### Aim
Wherever a line holds the string "Adobe", copy that line.

### Information supplied
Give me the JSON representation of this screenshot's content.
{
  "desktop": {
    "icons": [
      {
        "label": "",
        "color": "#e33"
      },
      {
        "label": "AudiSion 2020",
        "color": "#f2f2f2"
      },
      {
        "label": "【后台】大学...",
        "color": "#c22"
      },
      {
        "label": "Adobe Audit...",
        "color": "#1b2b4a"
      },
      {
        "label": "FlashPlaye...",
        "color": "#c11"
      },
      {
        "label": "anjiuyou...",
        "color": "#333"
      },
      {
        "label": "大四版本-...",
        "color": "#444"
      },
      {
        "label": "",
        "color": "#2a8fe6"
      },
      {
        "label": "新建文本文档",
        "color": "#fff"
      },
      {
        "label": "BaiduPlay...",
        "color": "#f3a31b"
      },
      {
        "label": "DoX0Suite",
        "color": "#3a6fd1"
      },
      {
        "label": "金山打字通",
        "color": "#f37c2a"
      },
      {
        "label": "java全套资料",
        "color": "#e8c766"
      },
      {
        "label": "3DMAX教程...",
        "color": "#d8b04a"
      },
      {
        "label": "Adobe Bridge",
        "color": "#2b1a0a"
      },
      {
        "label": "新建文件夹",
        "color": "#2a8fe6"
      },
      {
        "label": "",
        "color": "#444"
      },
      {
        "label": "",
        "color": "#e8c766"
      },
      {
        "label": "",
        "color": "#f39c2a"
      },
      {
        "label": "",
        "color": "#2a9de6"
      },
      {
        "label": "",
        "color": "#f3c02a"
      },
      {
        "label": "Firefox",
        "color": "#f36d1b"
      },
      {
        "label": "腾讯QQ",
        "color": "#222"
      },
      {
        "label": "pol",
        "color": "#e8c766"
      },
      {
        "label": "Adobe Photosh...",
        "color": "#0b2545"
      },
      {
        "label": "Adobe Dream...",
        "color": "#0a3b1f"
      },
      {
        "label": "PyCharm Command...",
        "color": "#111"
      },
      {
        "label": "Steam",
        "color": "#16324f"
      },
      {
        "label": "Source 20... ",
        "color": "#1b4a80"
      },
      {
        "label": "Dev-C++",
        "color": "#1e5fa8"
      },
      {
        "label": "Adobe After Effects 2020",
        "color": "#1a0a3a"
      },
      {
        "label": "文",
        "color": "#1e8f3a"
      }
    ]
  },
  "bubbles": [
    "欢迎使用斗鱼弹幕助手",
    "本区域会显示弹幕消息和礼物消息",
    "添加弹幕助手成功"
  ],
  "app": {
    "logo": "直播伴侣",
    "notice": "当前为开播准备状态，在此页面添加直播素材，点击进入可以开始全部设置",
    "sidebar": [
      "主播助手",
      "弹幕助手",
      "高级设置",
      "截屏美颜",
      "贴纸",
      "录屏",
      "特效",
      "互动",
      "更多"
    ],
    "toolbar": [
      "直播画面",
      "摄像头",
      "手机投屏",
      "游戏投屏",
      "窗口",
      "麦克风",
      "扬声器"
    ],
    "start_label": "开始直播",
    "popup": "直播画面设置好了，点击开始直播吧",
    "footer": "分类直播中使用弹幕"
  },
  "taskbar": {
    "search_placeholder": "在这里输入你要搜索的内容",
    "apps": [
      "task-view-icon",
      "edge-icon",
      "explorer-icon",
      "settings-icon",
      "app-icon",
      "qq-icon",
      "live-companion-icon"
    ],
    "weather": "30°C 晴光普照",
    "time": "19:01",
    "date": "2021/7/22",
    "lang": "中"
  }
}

### Exercise answer
        "label": "Adobe Audit...",
        "label": "Adobe Bridge",
        "label": "Adobe Photosh...",
        "label": "Adobe Dream...",
        "label": "Adobe After Effects 2020",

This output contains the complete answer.